Saved entries
[start]
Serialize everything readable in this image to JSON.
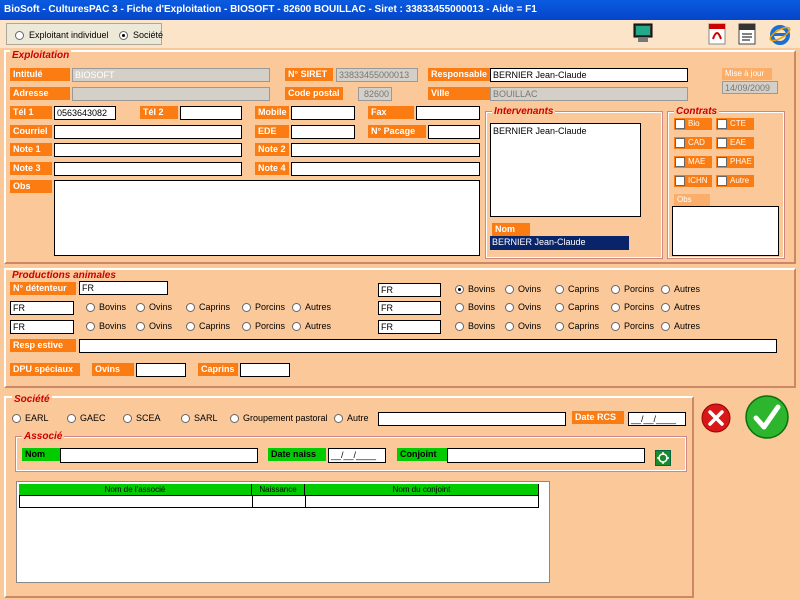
{
  "window": {
    "title": "BioSoft - CulturesPAC 3 - Fiche d'Exploitation      - BIOSOFT - 82600 BOUILLAC - Siret : 33833455000013 - Aide = F1"
  },
  "topbar": {
    "type_individuel": "Exploitant individuel",
    "type_societe": "Société"
  },
  "exploitation": {
    "legend": "Exploitation",
    "intitule_label": "Intitulé",
    "intitule_value": "BIOSOFT",
    "siret_label": "N° SIRET",
    "siret_value": "33833455000013",
    "responsable_label": "Responsable",
    "responsable_value": "BERNIER Jean-Claude",
    "mise_a_jour_label": "Mise à jour",
    "mise_a_jour_value": "14/09/2009",
    "adresse_label": "Adresse",
    "adresse_value": "",
    "code_postal_label": "Code postal",
    "code_postal_value": "82600",
    "ville_label": "Ville",
    "ville_value": "BOUILLAC",
    "tel1_label": "Tél 1",
    "tel1_value": "0563643082",
    "tel2_label": "Tél 2",
    "tel2_value": "",
    "mobile_label": "Mobile",
    "mobile_value": "",
    "fax_label": "Fax",
    "fax_value": "",
    "courriel_label": "Courriel",
    "courriel_value": "",
    "ede_label": "EDE",
    "ede_value": "",
    "pacage_label": "N° Pacage",
    "pacage_value": "",
    "note1_label": "Note 1",
    "note2_label": "Note 2",
    "note3_label": "Note 3",
    "note4_label": "Note 4",
    "obs_label": "Obs"
  },
  "intervenants": {
    "legend": "Intervenants",
    "list": [
      "BERNIER Jean-Claude"
    ],
    "nom_label": "Nom",
    "nom_value": "BERNIER Jean-Claude"
  },
  "contrats": {
    "legend": "Contrats",
    "items": [
      "Bio",
      "CTE",
      "CAD",
      "EAE",
      "MAE",
      "PHAE",
      "ICHN",
      "Autre"
    ],
    "obs_label": "Obs"
  },
  "productions": {
    "legend": "Productions animales",
    "detenteur_label": "N° détenteur",
    "fr": "FR",
    "species": [
      "Bovins",
      "Ovins",
      "Caprins",
      "Porcins",
      "Autres"
    ],
    "resp_estive_label": "Resp estive",
    "dpu_label": "DPU spéciaux",
    "ovins_label": "Ovins",
    "caprins_label": "Caprins"
  },
  "societe": {
    "legend": "Société",
    "forms": [
      "EARL",
      "GAEC",
      "SCEA",
      "SARL",
      "Groupement pastoral",
      "Autre"
    ],
    "date_rcs_label": "Date RCS",
    "date_rcs_value": "__/__/____",
    "associe_legend": "Associé",
    "nom_label": "Nom",
    "date_naiss_label": "Date naiss",
    "date_naiss_value": "__/__/____",
    "conjoint_label": "Conjoint",
    "grid_headers": [
      "Nom de l'associé",
      "Naissance",
      "Nom du conjoint"
    ]
  },
  "icons": {
    "accent": "#fb7c13",
    "title_blue": "#0545c8"
  }
}
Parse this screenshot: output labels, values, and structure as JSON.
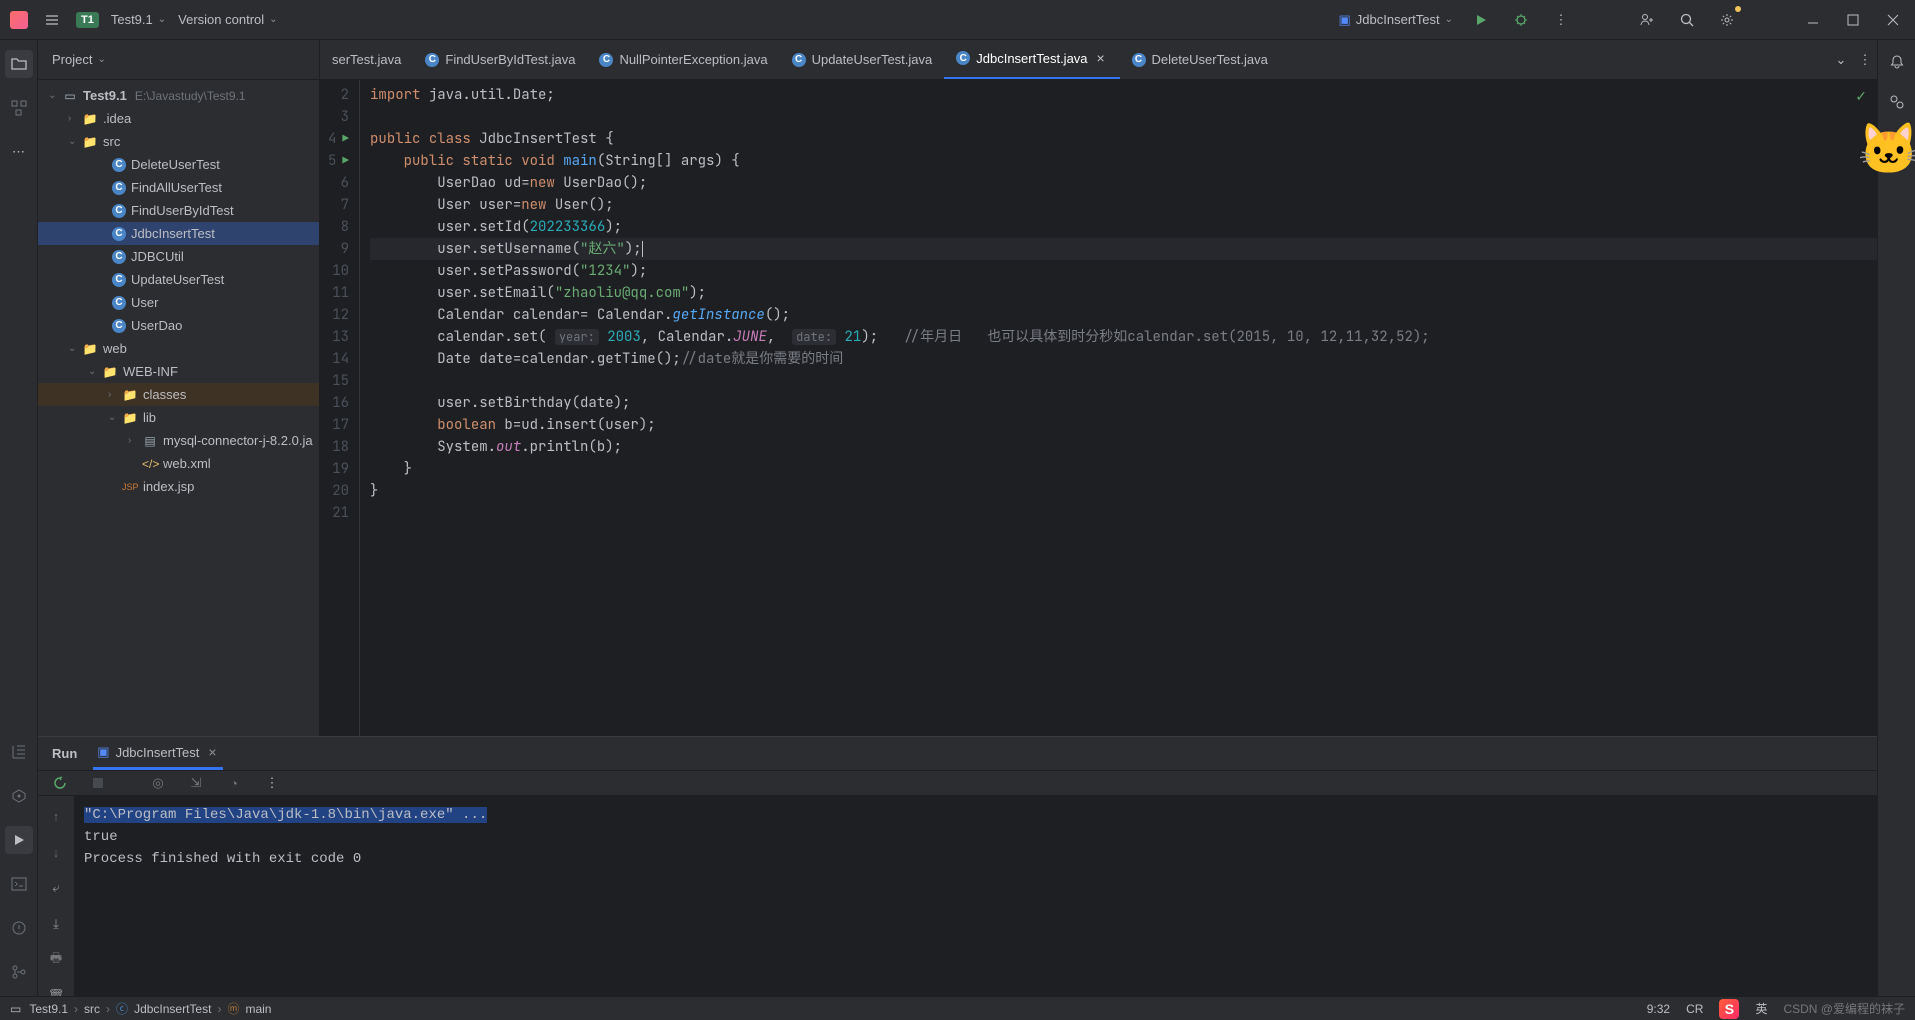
{
  "titlebar": {
    "projectBadge": "T1",
    "projectName": "Test9.1",
    "vcs": "Version control",
    "runConfig": "JdbcInsertTest"
  },
  "projectTool": {
    "title": "Project"
  },
  "tree": {
    "root": "Test9.1",
    "rootPath": "E:\\Javastudy\\Test9.1",
    "idea": ".idea",
    "src": "src",
    "files": {
      "deleteUser": "DeleteUserTest",
      "findAll": "FindAllUserTest",
      "findById": "FindUserByIdTest",
      "jdbcInsert": "JdbcInsertTest",
      "jdbcUtil": "JDBCUtil",
      "updateUser": "UpdateUserTest",
      "user": "User",
      "userDao": "UserDao"
    },
    "web": "web",
    "webinf": "WEB-INF",
    "classes": "classes",
    "lib": "lib",
    "mysql": "mysql-connector-j-8.2.0.ja",
    "webxml": "web.xml",
    "indexjsp": "index.jsp"
  },
  "tabs": {
    "t1": "serTest.java",
    "t2": "FindUserByIdTest.java",
    "t3": "NullPointerException.java",
    "t4": "UpdateUserTest.java",
    "t5": "JdbcInsertTest.java",
    "t6": "DeleteUserTest.java"
  },
  "code": {
    "ln2": "import java.util.Date;",
    "className": "JdbcInsertTest",
    "mainName": "main",
    "mainArgs": "(String[] args) {",
    "l6_a": "UserDao ud=",
    "l6_b": "new",
    "l6_c": " UserDao();",
    "l7_a": "User user=",
    "l7_b": "new",
    "l7_c": " User();",
    "l8_a": "user.setId(",
    "l8_num": "202233366",
    "l8_b": ");",
    "l9_a": "user.setUsername(",
    "l9_str": "\"赵六\"",
    "l9_b": ");",
    "l10_a": "user.setPassword(",
    "l10_str": "\"1234\"",
    "l10_b": ");",
    "l11_a": "user.setEmail(",
    "l11_str": "\"zhaoliu@qq.com\"",
    "l11_b": ");",
    "l12_a": "Calendar calendar= Calendar.",
    "l12_fn": "getInstance",
    "l12_b": "();",
    "l13_a": "calendar.set( ",
    "l13_h1": "year:",
    "l13_n1": "2003",
    "l13_b": ", Calendar.",
    "l13_const": "JUNE",
    "l13_c": ",  ",
    "l13_h2": "date:",
    "l13_n2": "21",
    "l13_d": ");   ",
    "l13_cmt": "//年月日   也可以具体到时分秒如calendar.set(2015, 10, 12,11,32,52);",
    "l14_a": "Date date=calendar.getTime();",
    "l14_cmt": "//date就是你需要的时间",
    "l16": "user.setBirthday(date);",
    "l17_a": "boolean",
    "l17_b": " b=ud.insert(user);",
    "l18_a": "System.",
    "l18_out": "out",
    "l18_b": ".println(b);"
  },
  "run": {
    "tab": "Run",
    "config": "JdbcInsertTest"
  },
  "console": {
    "l1": "\"C:\\Program Files\\Java\\jdk-1.8\\bin\\java.exe\" ...",
    "l2": "true",
    "l4": "Process finished with exit code 0"
  },
  "breadcrumb": {
    "b1": "Test9.1",
    "b2": "src",
    "b3": "JdbcInsertTest",
    "b4": "main"
  },
  "status": {
    "cursor": "9:32",
    "encoding": "CR",
    "ime": "英",
    "watermark": "CSDN @爱编程的袜子"
  }
}
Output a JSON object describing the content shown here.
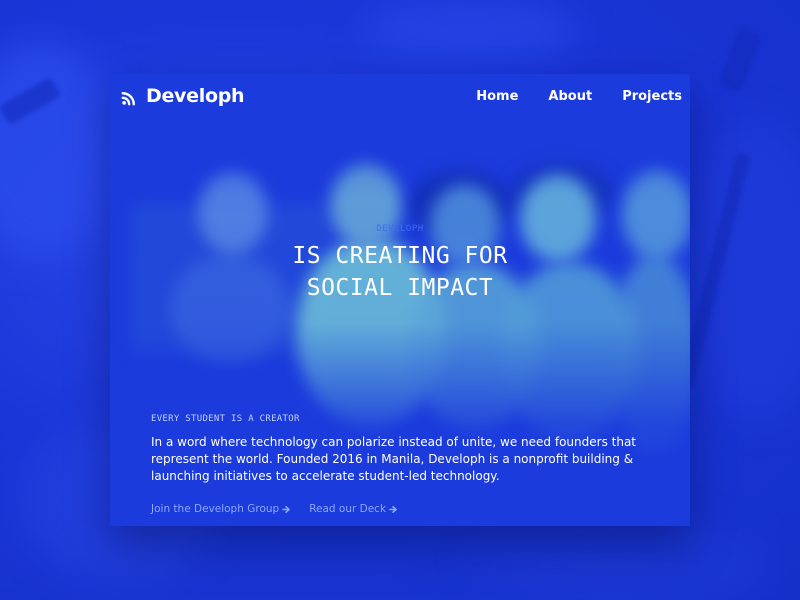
{
  "brand": {
    "name": "Developh",
    "logo_icon": "signal-waves-icon"
  },
  "nav": {
    "items": [
      {
        "label": "Home"
      },
      {
        "label": "About"
      },
      {
        "label": "Projects"
      }
    ]
  },
  "hero": {
    "eyebrow": "DEVELOPH",
    "headline_line1": "IS CREATING FOR",
    "headline_line2": "SOCIAL IMPACT"
  },
  "intro": {
    "tagline": "EVERY STUDENT IS A CREATOR",
    "description": "In a word where technology can polarize instead of unite, we need founders that represent the world. Founded 2016 in Manila, Developh is a nonprofit building & launching initiatives to accelerate student-led technology.",
    "links": [
      {
        "label": "Join the Developh Group",
        "icon": "arrow-right-icon"
      },
      {
        "label": "Read our Deck",
        "icon": "arrow-right-icon"
      }
    ]
  },
  "colors": {
    "background": "#1a34d6",
    "card": "#1b3bdc",
    "eyebrow": "#3f6cf5",
    "link": "#8ea7ff",
    "text": "#ffffff"
  }
}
[end]
■ Exercise ■
Repeat the listing in full and exactly. Leave any pictures out.

■ Task solution ■
Serialize everything readable in this image to JSON.
{
  "window": {
    "title": "BioSoft - CulturesPAC 3 - Fiche d'Exploitation      - BIOSOFT - 82600 BOUILLAC - Siret : 33833455000013 - Aide = F1"
  },
  "topbar": {
    "type_individuel": "Exploitant individuel",
    "type_societe": "Société"
  },
  "exploitation": {
    "legend": "Exploitation",
    "intitule_label": "Intitulé",
    "intitule_value": "BIOSOFT",
    "siret_label": "N° SIRET",
    "siret_value": "33833455000013",
    "responsable_label": "Responsable",
    "responsable_value": "BERNIER Jean-Claude",
    "mise_a_jour_label": "Mise à jour",
    "mise_a_jour_value": "14/09/2009",
    "adresse_label": "Adresse",
    "adresse_value": "",
    "code_postal_label": "Code postal",
    "code_postal_value": "82600",
    "ville_label": "Ville",
    "ville_value": "BOUILLAC",
    "tel1_label": "Tél 1",
    "tel1_value": "0563643082",
    "tel2_label": "Tél 2",
    "tel2_value": "",
    "mobile_label": "Mobile",
    "mobile_value": "",
    "fax_label": "Fax",
    "fax_value": "",
    "courriel_label": "Courriel",
    "courriel_value": "",
    "ede_label": "EDE",
    "ede_value": "",
    "pacage_label": "N° Pacage",
    "pacage_value": "",
    "note1_label": "Note 1",
    "note2_label": "Note 2",
    "note3_label": "Note 3",
    "note4_label": "Note 4",
    "obs_label": "Obs"
  },
  "intervenants": {
    "legend": "Intervenants",
    "list": [
      "BERNIER Jean-Claude"
    ],
    "nom_label": "Nom",
    "nom_value": "BERNIER Jean-Claude"
  },
  "contrats": {
    "legend": "Contrats",
    "items": [
      "Bio",
      "CTE",
      "CAD",
      "EAE",
      "MAE",
      "PHAE",
      "ICHN",
      "Autre"
    ],
    "obs_label": "Obs"
  },
  "productions": {
    "legend": "Productions animales",
    "detenteur_label": "N° détenteur",
    "fr": "FR",
    "species": [
      "Bovins",
      "Ovins",
      "Caprins",
      "Porcins",
      "Autres"
    ],
    "resp_estive_label": "Resp estive",
    "dpu_label": "DPU spéciaux",
    "ovins_label": "Ovins",
    "caprins_label": "Caprins"
  },
  "societe": {
    "legend": "Société",
    "forms": [
      "EARL",
      "GAEC",
      "SCEA",
      "SARL",
      "Groupement pastoral",
      "Autre"
    ],
    "date_rcs_label": "Date RCS",
    "date_rcs_value": "__/__/____",
    "associe_legend": "Associé",
    "nom_label": "Nom",
    "date_naiss_label": "Date naiss",
    "date_naiss_value": "__/__/____",
    "conjoint_label": "Conjoint",
    "grid_headers": [
      "Nom de l'associé",
      "Naissance",
      "Nom du conjoint"
    ]
  },
  "icons": {
    "accent": "#fb7c13",
    "title_blue": "#0545c8"
  }
}
Parse this screenshot: output labels, values, and structure as JSON.
{
  "titlebar": {
    "projectBadge": "T1",
    "projectName": "Test9.1",
    "vcs": "Version control",
    "runConfig": "JdbcInsertTest"
  },
  "projectTool": {
    "title": "Project"
  },
  "tree": {
    "root": "Test9.1",
    "rootPath": "E:\\Javastudy\\Test9.1",
    "idea": ".idea",
    "src": "src",
    "files": {
      "deleteUser": "DeleteUserTest",
      "findAll": "FindAllUserTest",
      "findById": "FindUserByIdTest",
      "jdbcInsert": "JdbcInsertTest",
      "jdbcUtil": "JDBCUtil",
      "updateUser": "UpdateUserTest",
      "user": "User",
      "userDao": "UserDao"
    },
    "web": "web",
    "webinf": "WEB-INF",
    "classes": "classes",
    "lib": "lib",
    "mysql": "mysql-connector-j-8.2.0.ja",
    "webxml": "web.xml",
    "indexjsp": "index.jsp"
  },
  "tabs": {
    "t1": "serTest.java",
    "t2": "FindUserByIdTest.java",
    "t3": "NullPointerException.java",
    "t4": "UpdateUserTest.java",
    "t5": "JdbcInsertTest.java",
    "t6": "DeleteUserTest.java"
  },
  "code": {
    "ln2": "import java.util.Date;",
    "className": "JdbcInsertTest",
    "mainName": "main",
    "mainArgs": "(String[] args) {",
    "l6_a": "UserDao ud=",
    "l6_b": "new",
    "l6_c": " UserDao();",
    "l7_a": "User user=",
    "l7_b": "new",
    "l7_c": " User();",
    "l8_a": "user.setId(",
    "l8_num": "202233366",
    "l8_b": ");",
    "l9_a": "user.setUsername(",
    "l9_str": "\"赵六\"",
    "l9_b": ");",
    "l10_a": "user.setPassword(",
    "l10_str": "\"1234\"",
    "l10_b": ");",
    "l11_a": "user.setEmail(",
    "l11_str": "\"zhaoliu@qq.com\"",
    "l11_b": ");",
    "l12_a": "Calendar calendar= Calendar.",
    "l12_fn": "getInstance",
    "l12_b": "();",
    "l13_a": "calendar.set( ",
    "l13_h1": "year:",
    "l13_n1": "2003",
    "l13_b": ", Calendar.",
    "l13_const": "JUNE",
    "l13_c": ",  ",
    "l13_h2": "date:",
    "l13_n2": "21",
    "l13_d": ");   ",
    "l13_cmt": "//年月日   也可以具体到时分秒如calendar.set(2015, 10, 12,11,32,52);",
    "l14_a": "Date date=calendar.getTime();",
    "l14_cmt": "//date就是你需要的时间",
    "l16": "user.setBirthday(date);",
    "l17_a": "boolean",
    "l17_b": " b=ud.insert(user);",
    "l18_a": "System.",
    "l18_out": "out",
    "l18_b": ".println(b);"
  },
  "run": {
    "tab": "Run",
    "config": "JdbcInsertTest"
  },
  "console": {
    "l1": "\"C:\\Program Files\\Java\\jdk-1.8\\bin\\java.exe\" ...",
    "l2": "true",
    "l4": "Process finished with exit code 0"
  },
  "breadcrumb": {
    "b1": "Test9.1",
    "b2": "src",
    "b3": "JdbcInsertTest",
    "b4": "main"
  },
  "status": {
    "cursor": "9:32",
    "encoding": "CR",
    "ime": "英",
    "watermark": "CSDN @爱编程的袜子"
  }
}
Output a JSON object describing the content shown here.
{
  "brand": {
    "name": "Developh",
    "logo_icon": "signal-waves-icon"
  },
  "nav": {
    "items": [
      {
        "label": "Home"
      },
      {
        "label": "About"
      },
      {
        "label": "Projects"
      }
    ]
  },
  "hero": {
    "eyebrow": "DEVELOPH",
    "headline_line1": "IS CREATING FOR",
    "headline_line2": "SOCIAL IMPACT"
  },
  "intro": {
    "tagline": "EVERY STUDENT IS A CREATOR",
    "description": "In a word where technology can polarize instead of unite, we need founders that represent the world. Founded 2016 in Manila, Developh is a nonprofit building & launching initiatives to accelerate student-led technology.",
    "links": [
      {
        "label": "Join the Developh Group",
        "icon": "arrow-right-icon"
      },
      {
        "label": "Read our Deck",
        "icon": "arrow-right-icon"
      }
    ]
  },
  "colors": {
    "background": "#1a34d6",
    "card": "#1b3bdc",
    "eyebrow": "#3f6cf5",
    "link": "#8ea7ff",
    "text": "#ffffff"
  }
}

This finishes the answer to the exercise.